[Dataset excerpt]
•••••

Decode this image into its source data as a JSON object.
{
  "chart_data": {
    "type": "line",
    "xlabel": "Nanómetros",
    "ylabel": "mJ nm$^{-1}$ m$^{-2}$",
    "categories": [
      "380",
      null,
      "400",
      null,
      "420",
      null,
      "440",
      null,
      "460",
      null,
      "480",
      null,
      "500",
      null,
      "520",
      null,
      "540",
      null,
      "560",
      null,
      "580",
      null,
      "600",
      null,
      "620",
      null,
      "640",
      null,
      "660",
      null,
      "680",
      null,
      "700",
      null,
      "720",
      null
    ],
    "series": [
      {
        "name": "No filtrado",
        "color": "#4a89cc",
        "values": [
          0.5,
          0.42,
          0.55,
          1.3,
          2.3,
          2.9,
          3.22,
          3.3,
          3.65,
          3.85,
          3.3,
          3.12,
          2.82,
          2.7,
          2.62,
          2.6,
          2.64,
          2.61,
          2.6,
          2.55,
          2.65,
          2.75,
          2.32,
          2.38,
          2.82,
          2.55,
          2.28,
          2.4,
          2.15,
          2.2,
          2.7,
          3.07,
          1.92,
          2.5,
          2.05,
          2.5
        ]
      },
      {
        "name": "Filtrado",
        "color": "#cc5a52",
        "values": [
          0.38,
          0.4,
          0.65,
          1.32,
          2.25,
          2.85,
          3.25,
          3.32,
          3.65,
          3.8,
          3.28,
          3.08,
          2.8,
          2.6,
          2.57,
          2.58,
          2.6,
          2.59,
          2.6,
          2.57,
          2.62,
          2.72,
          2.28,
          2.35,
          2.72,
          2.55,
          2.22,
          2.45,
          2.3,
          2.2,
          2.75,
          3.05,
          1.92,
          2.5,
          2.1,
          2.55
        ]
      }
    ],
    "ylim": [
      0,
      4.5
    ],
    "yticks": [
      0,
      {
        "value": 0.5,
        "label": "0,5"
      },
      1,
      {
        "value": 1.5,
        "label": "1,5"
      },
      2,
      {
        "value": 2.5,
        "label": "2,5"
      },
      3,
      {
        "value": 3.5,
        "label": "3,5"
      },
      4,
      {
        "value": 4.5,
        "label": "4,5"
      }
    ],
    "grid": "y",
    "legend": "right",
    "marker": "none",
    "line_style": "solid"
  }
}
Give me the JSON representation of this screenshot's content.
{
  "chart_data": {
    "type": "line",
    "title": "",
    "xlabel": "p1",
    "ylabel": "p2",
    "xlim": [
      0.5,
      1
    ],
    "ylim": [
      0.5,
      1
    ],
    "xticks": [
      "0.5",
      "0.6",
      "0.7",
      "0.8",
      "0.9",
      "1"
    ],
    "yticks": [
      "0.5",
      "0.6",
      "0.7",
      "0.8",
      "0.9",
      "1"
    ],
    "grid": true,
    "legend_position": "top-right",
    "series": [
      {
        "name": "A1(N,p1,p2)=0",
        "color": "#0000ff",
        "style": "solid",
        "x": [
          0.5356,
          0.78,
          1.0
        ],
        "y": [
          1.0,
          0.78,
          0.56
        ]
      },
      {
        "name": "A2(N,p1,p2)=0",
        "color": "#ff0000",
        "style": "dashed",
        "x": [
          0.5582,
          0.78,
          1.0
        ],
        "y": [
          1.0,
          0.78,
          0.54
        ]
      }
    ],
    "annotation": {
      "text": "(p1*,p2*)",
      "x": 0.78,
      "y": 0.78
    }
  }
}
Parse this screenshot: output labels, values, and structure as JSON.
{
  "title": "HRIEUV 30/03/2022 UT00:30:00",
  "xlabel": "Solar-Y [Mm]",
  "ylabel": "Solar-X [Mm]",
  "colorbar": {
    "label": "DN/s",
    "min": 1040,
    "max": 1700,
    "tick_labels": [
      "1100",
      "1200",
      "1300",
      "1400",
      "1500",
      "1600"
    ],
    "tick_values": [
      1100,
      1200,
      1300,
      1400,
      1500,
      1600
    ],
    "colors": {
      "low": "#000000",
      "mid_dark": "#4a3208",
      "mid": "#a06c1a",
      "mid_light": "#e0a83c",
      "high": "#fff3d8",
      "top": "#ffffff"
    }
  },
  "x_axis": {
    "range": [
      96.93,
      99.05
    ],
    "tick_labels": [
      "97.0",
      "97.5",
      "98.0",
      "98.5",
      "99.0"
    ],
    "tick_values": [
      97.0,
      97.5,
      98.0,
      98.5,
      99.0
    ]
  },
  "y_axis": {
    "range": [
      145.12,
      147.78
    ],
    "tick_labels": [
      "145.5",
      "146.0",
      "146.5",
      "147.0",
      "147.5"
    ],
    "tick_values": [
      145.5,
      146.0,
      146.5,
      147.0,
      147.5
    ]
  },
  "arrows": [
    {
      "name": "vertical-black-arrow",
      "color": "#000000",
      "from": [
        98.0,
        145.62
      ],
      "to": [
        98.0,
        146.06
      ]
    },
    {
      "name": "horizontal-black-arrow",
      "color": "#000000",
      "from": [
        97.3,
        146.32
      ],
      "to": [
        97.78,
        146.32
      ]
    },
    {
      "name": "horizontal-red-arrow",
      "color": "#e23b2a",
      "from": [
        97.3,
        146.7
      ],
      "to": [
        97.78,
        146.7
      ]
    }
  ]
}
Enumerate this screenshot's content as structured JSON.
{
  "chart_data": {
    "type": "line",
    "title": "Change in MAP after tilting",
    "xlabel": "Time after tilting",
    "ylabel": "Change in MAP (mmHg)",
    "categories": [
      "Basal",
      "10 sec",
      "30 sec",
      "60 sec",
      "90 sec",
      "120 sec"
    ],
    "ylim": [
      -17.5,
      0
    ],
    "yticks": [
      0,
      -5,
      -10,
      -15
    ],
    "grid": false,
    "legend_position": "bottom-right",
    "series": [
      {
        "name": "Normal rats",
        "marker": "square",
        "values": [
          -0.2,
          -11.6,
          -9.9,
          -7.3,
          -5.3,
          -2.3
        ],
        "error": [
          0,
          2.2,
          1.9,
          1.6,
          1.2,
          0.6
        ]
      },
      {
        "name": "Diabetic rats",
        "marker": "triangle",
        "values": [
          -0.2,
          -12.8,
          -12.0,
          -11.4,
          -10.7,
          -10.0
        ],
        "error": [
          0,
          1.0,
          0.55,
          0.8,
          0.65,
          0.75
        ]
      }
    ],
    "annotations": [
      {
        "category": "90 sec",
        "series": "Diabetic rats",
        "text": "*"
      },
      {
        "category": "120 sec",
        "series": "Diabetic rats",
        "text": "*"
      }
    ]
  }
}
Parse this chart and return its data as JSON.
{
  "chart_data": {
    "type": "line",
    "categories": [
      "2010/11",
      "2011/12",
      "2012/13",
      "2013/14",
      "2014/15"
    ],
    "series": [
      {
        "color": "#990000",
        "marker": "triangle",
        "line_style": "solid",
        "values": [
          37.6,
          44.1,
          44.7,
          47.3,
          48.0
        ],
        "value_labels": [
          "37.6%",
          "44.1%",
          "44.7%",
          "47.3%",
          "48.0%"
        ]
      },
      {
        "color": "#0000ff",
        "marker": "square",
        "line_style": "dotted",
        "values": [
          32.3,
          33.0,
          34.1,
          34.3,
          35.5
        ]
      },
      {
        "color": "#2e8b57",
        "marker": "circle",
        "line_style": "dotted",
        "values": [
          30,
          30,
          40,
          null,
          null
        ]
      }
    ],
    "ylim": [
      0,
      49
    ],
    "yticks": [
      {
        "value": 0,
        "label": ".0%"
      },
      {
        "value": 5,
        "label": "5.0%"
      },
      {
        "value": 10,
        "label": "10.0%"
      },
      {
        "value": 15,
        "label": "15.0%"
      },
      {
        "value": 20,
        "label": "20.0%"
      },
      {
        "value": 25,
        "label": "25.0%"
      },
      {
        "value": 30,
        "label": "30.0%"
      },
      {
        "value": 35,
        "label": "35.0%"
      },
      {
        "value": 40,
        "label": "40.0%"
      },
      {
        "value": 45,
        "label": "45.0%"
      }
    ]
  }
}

•••••

• Written exercise:
Pick out each line in the material containing "Change".

• The reply:
    "title": "Change in MAP after tilting",
    "ylabel": "Change in MAP (mmHg)",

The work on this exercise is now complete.